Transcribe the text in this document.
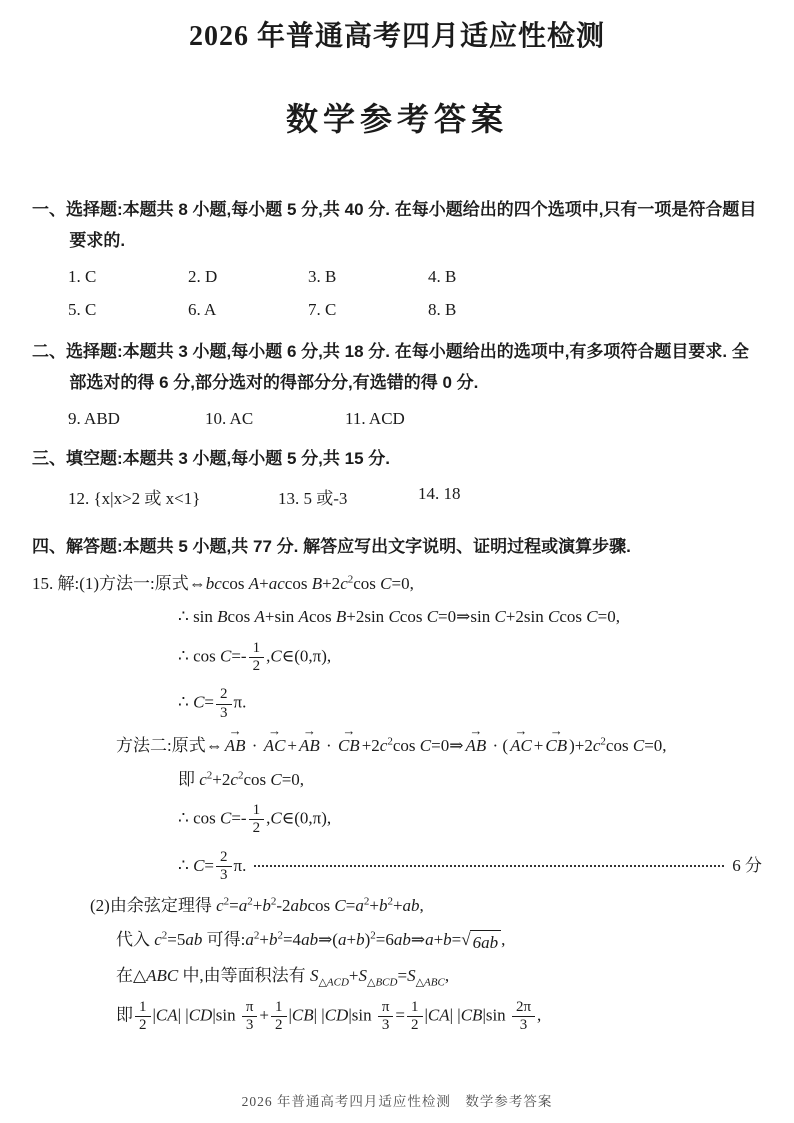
2026 年普通高考四月适应性检测
数学参考答案

一、选择题:本题共 8 小题,每小题 5 分,共 40 分. 在每小题给出的四个选项中,只有一项是符合题目要求的.

1. C	2. D	3. B	4. B
5. C	6. A	7. C	8. B

二、选择题:本题共 3 小题,每小题 6 分,共 18 分. 在每小题给出的选项中,有多项符合题目要求. 全部选对的得 6 分,部分选对的得部分分,有选错的得 0 分.

9. ABD	10. AC	11. ACD

三、填空题:本题共 3 小题,每小题 5 分,共 15 分.

12. {x|x>2 或 x<1}	13. 5 或-3	14. 18

四、解答题:本题共 5 小题,共 77 分. 解答应写出文字说明、证明过程或演算步骤.

15. 解:(1)方法一:原式⇔bccos A+accos $B+2c^2\cos$ C=0,
∴ sin Bcos A+sin Acos B+2sin Ccos C=0⇒sin C+2sin Ccos C=0,
∴ $\cos C=- \frac{1}{2}$ ,C∈(0,π),
∴ $C= \frac{2}{3} \pi$.
方法二:原式⇔ AB → · AC → + AB → · CB → $+2c^2\cos$ C=0⇒ AB → · ( AC → + CB → )$+2c^2\cos$ C=0,
即 $c^2+2c^2\cos$ C=0,
∴ $\cos C=- \frac{1}{2}$ ,C∈(0,π),
∴ $C = \frac{2}{3} \pi$.	6 分
(2)由余弦定理得 $c^2=a^2+b^2-2abcos$ $C=a^2+b^2+ab$,
代入 $c^2=5ab$ 可得$:a^2+b^2=4ab\Rightarrow(a+b)^2=6ab\Rightarrow a+b=$ √ 6ab ,
在△ABC 中,由等面积法有 $S_{\triangle ACD}+S_{\triangle BCD}=S_{\triangle ABC}$,
即 $\frac{1}{2} |CA|$ $|CD|\sin \frac{\pi}{3} + \frac{1}{2} |CB|$ $|CD|\sin \frac{\pi}{3} = \frac{1}{2} |CA|$ $|CB|\sin \frac{2\pi}{3}$ ,
2026 年普通高考四月适应性检测　数学参考答案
■ ■ ■ ■ ■ ■ ■
» **Problem to solve**
Copy all lines from the material that hold "frac".

» **Answer below**
∴ $\cos C=- \frac{1}{2}$ ,C∈(0,π),
∴ $C= \frac{2}{3} \pi$.
∴ $\cos C=- \frac{1}{2}$ ,C∈(0,π),
∴ $C = \frac{2}{3} \pi$.	6 分
即 $\frac{1}{2} |CA|$ $|CD|\sin \frac{\pi}{3} + \frac{1}{2} |CB|$ $|CD|\sin \frac{\pi}{3} = \frac{1}{2} |CA|$ $|CB|\sin \frac{2\pi}{3}$ ,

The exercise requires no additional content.